## begin EXCERPTED DATA
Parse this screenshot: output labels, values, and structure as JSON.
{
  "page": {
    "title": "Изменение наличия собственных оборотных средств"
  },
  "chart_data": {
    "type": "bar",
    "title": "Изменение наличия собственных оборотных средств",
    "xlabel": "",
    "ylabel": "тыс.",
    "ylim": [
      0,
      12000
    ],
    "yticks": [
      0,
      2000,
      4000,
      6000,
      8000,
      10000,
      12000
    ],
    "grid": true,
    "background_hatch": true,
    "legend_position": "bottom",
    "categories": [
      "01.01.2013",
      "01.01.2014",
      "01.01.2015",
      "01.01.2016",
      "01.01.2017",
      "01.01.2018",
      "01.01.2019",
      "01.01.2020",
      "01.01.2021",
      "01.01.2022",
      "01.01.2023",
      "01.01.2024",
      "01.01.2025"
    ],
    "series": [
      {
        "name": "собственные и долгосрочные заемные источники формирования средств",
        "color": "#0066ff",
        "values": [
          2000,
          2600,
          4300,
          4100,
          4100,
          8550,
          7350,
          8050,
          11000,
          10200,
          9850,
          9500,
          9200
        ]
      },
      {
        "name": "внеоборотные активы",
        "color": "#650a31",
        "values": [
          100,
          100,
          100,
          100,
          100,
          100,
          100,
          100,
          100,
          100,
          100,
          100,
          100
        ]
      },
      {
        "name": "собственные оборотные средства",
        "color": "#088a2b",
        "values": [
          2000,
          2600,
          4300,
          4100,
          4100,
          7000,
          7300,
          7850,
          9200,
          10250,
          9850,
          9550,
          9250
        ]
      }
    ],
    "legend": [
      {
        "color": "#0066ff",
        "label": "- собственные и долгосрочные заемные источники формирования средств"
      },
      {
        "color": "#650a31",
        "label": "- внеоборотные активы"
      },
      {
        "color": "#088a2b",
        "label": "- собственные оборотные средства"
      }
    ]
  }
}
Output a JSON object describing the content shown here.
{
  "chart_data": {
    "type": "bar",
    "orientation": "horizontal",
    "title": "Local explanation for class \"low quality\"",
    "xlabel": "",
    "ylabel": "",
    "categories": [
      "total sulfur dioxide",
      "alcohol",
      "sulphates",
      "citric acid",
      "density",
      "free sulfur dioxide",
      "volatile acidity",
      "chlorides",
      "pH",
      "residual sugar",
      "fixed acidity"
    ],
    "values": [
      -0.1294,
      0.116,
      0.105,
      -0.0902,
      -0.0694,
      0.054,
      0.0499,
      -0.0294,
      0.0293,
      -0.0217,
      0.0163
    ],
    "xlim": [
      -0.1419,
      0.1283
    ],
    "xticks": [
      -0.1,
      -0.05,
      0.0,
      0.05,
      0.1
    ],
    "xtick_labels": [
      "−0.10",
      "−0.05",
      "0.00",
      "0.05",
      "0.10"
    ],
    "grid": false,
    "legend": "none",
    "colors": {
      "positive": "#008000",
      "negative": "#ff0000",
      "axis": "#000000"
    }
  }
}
## end EXCERPTED DATA
◆ SET TASK ◆
Restate the listing in full, word for word.

◆ FULL ANSWER ◆
Parse this screenshot: output labels, values, and structure as JSON.
{
  "page": {
    "title": "Изменение наличия собственных оборотных средств"
  },
  "chart_data": {
    "type": "bar",
    "title": "Изменение наличия собственных оборотных средств",
    "xlabel": "",
    "ylabel": "тыс.",
    "ylim": [
      0,
      12000
    ],
    "yticks": [
      0,
      2000,
      4000,
      6000,
      8000,
      10000,
      12000
    ],
    "grid": true,
    "background_hatch": true,
    "legend_position": "bottom",
    "categories": [
      "01.01.2013",
      "01.01.2014",
      "01.01.2015",
      "01.01.2016",
      "01.01.2017",
      "01.01.2018",
      "01.01.2019",
      "01.01.2020",
      "01.01.2021",
      "01.01.2022",
      "01.01.2023",
      "01.01.2024",
      "01.01.2025"
    ],
    "series": [
      {
        "name": "собственные и долгосрочные заемные источники формирования средств",
        "color": "#0066ff",
        "values": [
          2000,
          2600,
          4300,
          4100,
          4100,
          8550,
          7350,
          8050,
          11000,
          10200,
          9850,
          9500,
          9200
        ]
      },
      {
        "name": "внеоборотные активы",
        "color": "#650a31",
        "values": [
          100,
          100,
          100,
          100,
          100,
          100,
          100,
          100,
          100,
          100,
          100,
          100,
          100
        ]
      },
      {
        "name": "собственные оборотные средства",
        "color": "#088a2b",
        "values": [
          2000,
          2600,
          4300,
          4100,
          4100,
          7000,
          7300,
          7850,
          9200,
          10250,
          9850,
          9550,
          9250
        ]
      }
    ],
    "legend": [
      {
        "color": "#0066ff",
        "label": "- собственные и долгосрочные заемные источники формирования средств"
      },
      {
        "color": "#650a31",
        "label": "- внеоборотные активы"
      },
      {
        "color": "#088a2b",
        "label": "- собственные оборотные средства"
      }
    ]
  }
}
Output a JSON object describing the content shown here.
{
  "chart_data": {
    "type": "bar",
    "orientation": "horizontal",
    "title": "Local explanation for class \"low quality\"",
    "xlabel": "",
    "ylabel": "",
    "categories": [
      "total sulfur dioxide",
      "alcohol",
      "sulphates",
      "citric acid",
      "density",
      "free sulfur dioxide",
      "volatile acidity",
      "chlorides",
      "pH",
      "residual sugar",
      "fixed acidity"
    ],
    "values": [
      -0.1294,
      0.116,
      0.105,
      -0.0902,
      -0.0694,
      0.054,
      0.0499,
      -0.0294,
      0.0293,
      -0.0217,
      0.0163
    ],
    "xlim": [
      -0.1419,
      0.1283
    ],
    "xticks": [
      -0.1,
      -0.05,
      0.0,
      0.05,
      0.1
    ],
    "xtick_labels": [
      "−0.10",
      "−0.05",
      "0.00",
      "0.05",
      "0.10"
    ],
    "grid": false,
    "legend": "none",
    "colors": {
      "positive": "#008000",
      "negative": "#ff0000",
      "axis": "#000000"
    }
  }
}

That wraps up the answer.